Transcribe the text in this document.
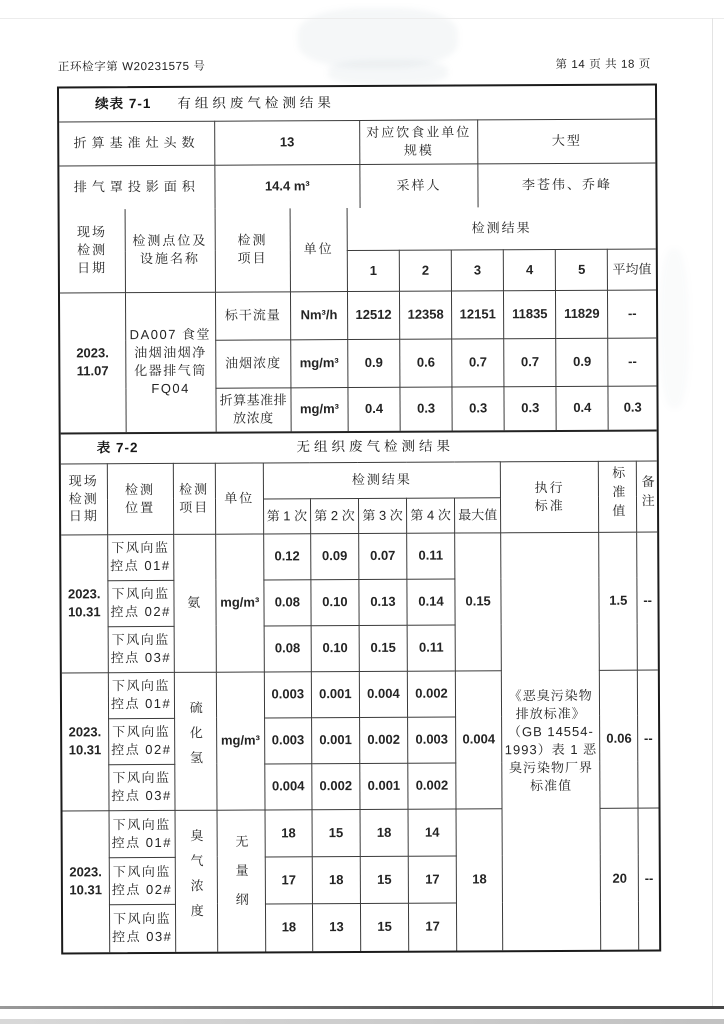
正环检字第 W20231575 号	第 14 页 共 18 页
续表 7-1 有组织废气检测结果			

折算基准灶头数	13	对应饮食业单位规模	大型
排气罩投影面积	14.4 m³	采样人	李苍伟、乔峰
现场检测日期	检测点位及设施名称	检测项目	单位	检测结果					
				1	2	3	4	5	平均值
2023.
11.07	DA007 食堂油烟油烟净化器排气筒 FQ04	标干流量	Nm³/h	12512	12358	12151	11835	11829	--
		油烟浓度	mg/m³	0.9	0.6	0.7	0.7	0.9	--
		折算基准排放浓度	mg/m³	0.4	0.3	0.3	0.3	0.4	0.3
表 7-2 无组织废气检测结果											

现场检测日期	检测位置	检测项目	单位	检测结果					执行标准	标准值	备注
				第 1 次	第 2 次	第 3 次	第 4 次	最大值			
2023.
10.31	下风向监控点 01#	氨	mg/m³	0.12	0.09	0.07	0.11	0.15	《恶臭污染物排放标准》（GB 14554-1993）表 1 恶臭污染物厂界标准值	1.5	--
	下风向监控点 02#			0.08	0.10	0.13	0.14				
	下风向监控点 03#			0.08	0.10	0.15	0.11				
2023.
10.31	下风向监控点 01#	硫化氢	mg/m³	0.003	0.001	0.004	0.002	0.004		0.06	--
	下风向监控点 02#			0.003	0.001	0.002	0.003				
	下风向监控点 03#			0.004	0.002	0.001	0.002				
2023.
10.31	下风向监控点 01#	臭气浓度	无量纲	18	15	18	14	18		20	--
	下风向监控点 02#			17	18	15	17				
	下风向监控点 03#			18	13	15	17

_____

Gather from the records above every line containing the string "现场检测日期".

Completed exercise
现场检测日期	检测点位及设施名称	检测项目	单位	检测结果					
现场检测日期	检测位置	检测项目	单位	检测结果					执行标准	标准值	备注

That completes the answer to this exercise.